*Short task*
Would you transcribe the whole listing exactly, minus its pictures?

*Supplied data*
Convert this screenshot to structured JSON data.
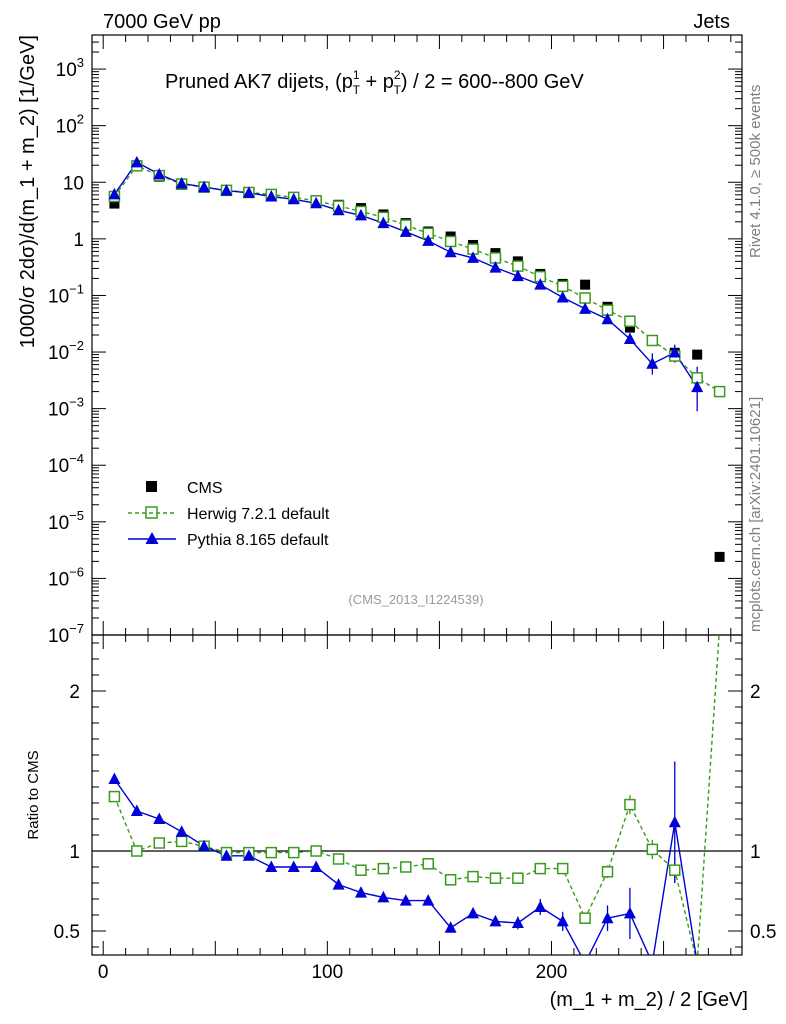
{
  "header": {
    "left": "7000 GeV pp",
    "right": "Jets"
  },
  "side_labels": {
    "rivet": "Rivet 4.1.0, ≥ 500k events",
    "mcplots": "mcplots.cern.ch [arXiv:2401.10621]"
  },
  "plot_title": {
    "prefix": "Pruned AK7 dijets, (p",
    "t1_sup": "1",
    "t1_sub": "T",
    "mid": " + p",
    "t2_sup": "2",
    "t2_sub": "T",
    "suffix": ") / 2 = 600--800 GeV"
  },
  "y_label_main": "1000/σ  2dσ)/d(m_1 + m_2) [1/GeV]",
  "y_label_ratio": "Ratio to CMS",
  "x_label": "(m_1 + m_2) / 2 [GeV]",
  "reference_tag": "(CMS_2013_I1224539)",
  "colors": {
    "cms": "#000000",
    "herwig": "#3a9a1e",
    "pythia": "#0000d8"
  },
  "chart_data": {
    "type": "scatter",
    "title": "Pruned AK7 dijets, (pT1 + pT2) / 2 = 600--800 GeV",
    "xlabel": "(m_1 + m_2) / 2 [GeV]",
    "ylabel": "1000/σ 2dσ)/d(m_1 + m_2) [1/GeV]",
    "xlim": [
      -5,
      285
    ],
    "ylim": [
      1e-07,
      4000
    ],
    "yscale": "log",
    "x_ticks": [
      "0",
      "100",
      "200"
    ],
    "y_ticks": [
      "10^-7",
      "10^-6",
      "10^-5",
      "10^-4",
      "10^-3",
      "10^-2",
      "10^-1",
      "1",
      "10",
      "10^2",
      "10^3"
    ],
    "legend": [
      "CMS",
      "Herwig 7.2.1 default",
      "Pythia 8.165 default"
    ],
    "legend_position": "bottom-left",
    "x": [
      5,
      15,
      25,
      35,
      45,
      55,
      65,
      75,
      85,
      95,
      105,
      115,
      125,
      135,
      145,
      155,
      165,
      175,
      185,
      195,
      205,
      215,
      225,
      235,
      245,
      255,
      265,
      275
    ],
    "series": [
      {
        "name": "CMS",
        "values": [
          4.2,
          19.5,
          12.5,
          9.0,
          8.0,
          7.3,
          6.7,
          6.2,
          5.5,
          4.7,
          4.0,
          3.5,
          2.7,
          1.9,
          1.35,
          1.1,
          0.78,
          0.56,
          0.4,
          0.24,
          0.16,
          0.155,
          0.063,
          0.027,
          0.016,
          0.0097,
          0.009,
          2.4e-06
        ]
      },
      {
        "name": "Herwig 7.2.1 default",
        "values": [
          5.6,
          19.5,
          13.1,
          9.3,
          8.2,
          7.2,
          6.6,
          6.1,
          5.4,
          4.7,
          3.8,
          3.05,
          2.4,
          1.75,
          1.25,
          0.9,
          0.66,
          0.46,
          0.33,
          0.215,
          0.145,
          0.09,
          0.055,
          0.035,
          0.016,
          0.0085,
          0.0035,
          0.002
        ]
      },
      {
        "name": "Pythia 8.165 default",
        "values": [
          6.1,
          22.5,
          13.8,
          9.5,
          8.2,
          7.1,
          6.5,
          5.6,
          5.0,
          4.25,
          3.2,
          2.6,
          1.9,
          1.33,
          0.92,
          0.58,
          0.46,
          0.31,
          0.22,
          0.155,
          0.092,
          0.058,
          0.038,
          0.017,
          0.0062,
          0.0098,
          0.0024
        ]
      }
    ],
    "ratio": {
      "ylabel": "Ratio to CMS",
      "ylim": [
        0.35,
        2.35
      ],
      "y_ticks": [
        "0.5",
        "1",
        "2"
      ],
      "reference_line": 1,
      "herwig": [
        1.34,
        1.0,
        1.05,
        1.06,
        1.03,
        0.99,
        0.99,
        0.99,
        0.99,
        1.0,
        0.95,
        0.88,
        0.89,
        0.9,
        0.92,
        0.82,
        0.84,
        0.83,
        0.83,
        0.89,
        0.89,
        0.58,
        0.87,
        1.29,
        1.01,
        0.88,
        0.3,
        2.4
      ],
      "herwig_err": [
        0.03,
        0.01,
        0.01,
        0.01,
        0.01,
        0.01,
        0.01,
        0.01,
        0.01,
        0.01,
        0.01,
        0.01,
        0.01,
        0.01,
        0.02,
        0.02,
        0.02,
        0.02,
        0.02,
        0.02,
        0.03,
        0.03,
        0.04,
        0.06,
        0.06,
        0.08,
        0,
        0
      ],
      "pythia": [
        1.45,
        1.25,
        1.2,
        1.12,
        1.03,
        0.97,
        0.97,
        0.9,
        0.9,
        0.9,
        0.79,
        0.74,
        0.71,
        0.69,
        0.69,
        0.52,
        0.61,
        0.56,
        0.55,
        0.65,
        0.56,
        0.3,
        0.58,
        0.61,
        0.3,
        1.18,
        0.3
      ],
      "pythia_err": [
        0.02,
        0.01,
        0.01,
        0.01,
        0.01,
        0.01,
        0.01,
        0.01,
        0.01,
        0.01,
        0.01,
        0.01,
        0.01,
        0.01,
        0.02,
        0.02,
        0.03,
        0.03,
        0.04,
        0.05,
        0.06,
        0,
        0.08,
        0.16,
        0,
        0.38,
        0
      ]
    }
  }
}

*Solved exercise*
Convert this screenshot to structured JSON data.
{
  "header": {
    "left": "7000 GeV pp",
    "right": "Jets"
  },
  "side_labels": {
    "rivet": "Rivet 4.1.0, ≥ 500k events",
    "mcplots": "mcplots.cern.ch [arXiv:2401.10621]"
  },
  "plot_title": {
    "prefix": "Pruned AK7 dijets, (p",
    "t1_sup": "1",
    "t1_sub": "T",
    "mid": " + p",
    "t2_sup": "2",
    "t2_sub": "T",
    "suffix": ") / 2 = 600--800 GeV"
  },
  "y_label_main": "1000/σ  2dσ)/d(m_1 + m_2) [1/GeV]",
  "y_label_ratio": "Ratio to CMS",
  "x_label": "(m_1 + m_2) / 2 [GeV]",
  "reference_tag": "(CMS_2013_I1224539)",
  "colors": {
    "cms": "#000000",
    "herwig": "#3a9a1e",
    "pythia": "#0000d8"
  },
  "chart_data": {
    "type": "scatter",
    "title": "Pruned AK7 dijets, (pT1 + pT2) / 2 = 600--800 GeV",
    "xlabel": "(m_1 + m_2) / 2 [GeV]",
    "ylabel": "1000/σ 2dσ)/d(m_1 + m_2) [1/GeV]",
    "xlim": [
      -5,
      285
    ],
    "ylim": [
      1e-07,
      4000
    ],
    "yscale": "log",
    "x_ticks": [
      "0",
      "100",
      "200"
    ],
    "y_ticks": [
      "10^-7",
      "10^-6",
      "10^-5",
      "10^-4",
      "10^-3",
      "10^-2",
      "10^-1",
      "1",
      "10",
      "10^2",
      "10^3"
    ],
    "legend": [
      "CMS",
      "Herwig 7.2.1 default",
      "Pythia 8.165 default"
    ],
    "legend_position": "bottom-left",
    "x": [
      5,
      15,
      25,
      35,
      45,
      55,
      65,
      75,
      85,
      95,
      105,
      115,
      125,
      135,
      145,
      155,
      165,
      175,
      185,
      195,
      205,
      215,
      225,
      235,
      245,
      255,
      265,
      275
    ],
    "series": [
      {
        "name": "CMS",
        "values": [
          4.2,
          19.5,
          12.5,
          9.0,
          8.0,
          7.3,
          6.7,
          6.2,
          5.5,
          4.7,
          4.0,
          3.5,
          2.7,
          1.9,
          1.35,
          1.1,
          0.78,
          0.56,
          0.4,
          0.24,
          0.16,
          0.155,
          0.063,
          0.027,
          0.016,
          0.0097,
          0.009,
          2.4e-06
        ]
      },
      {
        "name": "Herwig 7.2.1 default",
        "values": [
          5.6,
          19.5,
          13.1,
          9.3,
          8.2,
          7.2,
          6.6,
          6.1,
          5.4,
          4.7,
          3.8,
          3.05,
          2.4,
          1.75,
          1.25,
          0.9,
          0.66,
          0.46,
          0.33,
          0.215,
          0.145,
          0.09,
          0.055,
          0.035,
          0.016,
          0.0085,
          0.0035,
          0.002
        ]
      },
      {
        "name": "Pythia 8.165 default",
        "values": [
          6.1,
          22.5,
          13.8,
          9.5,
          8.2,
          7.1,
          6.5,
          5.6,
          5.0,
          4.25,
          3.2,
          2.6,
          1.9,
          1.33,
          0.92,
          0.58,
          0.46,
          0.31,
          0.22,
          0.155,
          0.092,
          0.058,
          0.038,
          0.017,
          0.0062,
          0.0098,
          0.0024
        ]
      }
    ],
    "ratio": {
      "ylabel": "Ratio to CMS",
      "ylim": [
        0.35,
        2.35
      ],
      "y_ticks": [
        "0.5",
        "1",
        "2"
      ],
      "reference_line": 1,
      "herwig": [
        1.34,
        1.0,
        1.05,
        1.06,
        1.03,
        0.99,
        0.99,
        0.99,
        0.99,
        1.0,
        0.95,
        0.88,
        0.89,
        0.9,
        0.92,
        0.82,
        0.84,
        0.83,
        0.83,
        0.89,
        0.89,
        0.58,
        0.87,
        1.29,
        1.01,
        0.88,
        0.3,
        2.4
      ],
      "herwig_err": [
        0.03,
        0.01,
        0.01,
        0.01,
        0.01,
        0.01,
        0.01,
        0.01,
        0.01,
        0.01,
        0.01,
        0.01,
        0.01,
        0.01,
        0.02,
        0.02,
        0.02,
        0.02,
        0.02,
        0.02,
        0.03,
        0.03,
        0.04,
        0.06,
        0.06,
        0.08,
        0,
        0
      ],
      "pythia": [
        1.45,
        1.25,
        1.2,
        1.12,
        1.03,
        0.97,
        0.97,
        0.9,
        0.9,
        0.9,
        0.79,
        0.74,
        0.71,
        0.69,
        0.69,
        0.52,
        0.61,
        0.56,
        0.55,
        0.65,
        0.56,
        0.3,
        0.58,
        0.61,
        0.3,
        1.18,
        0.3
      ],
      "pythia_err": [
        0.02,
        0.01,
        0.01,
        0.01,
        0.01,
        0.01,
        0.01,
        0.01,
        0.01,
        0.01,
        0.01,
        0.01,
        0.01,
        0.01,
        0.02,
        0.02,
        0.03,
        0.03,
        0.04,
        0.05,
        0.06,
        0,
        0.08,
        0.16,
        0,
        0.38,
        0
      ]
    }
  }
}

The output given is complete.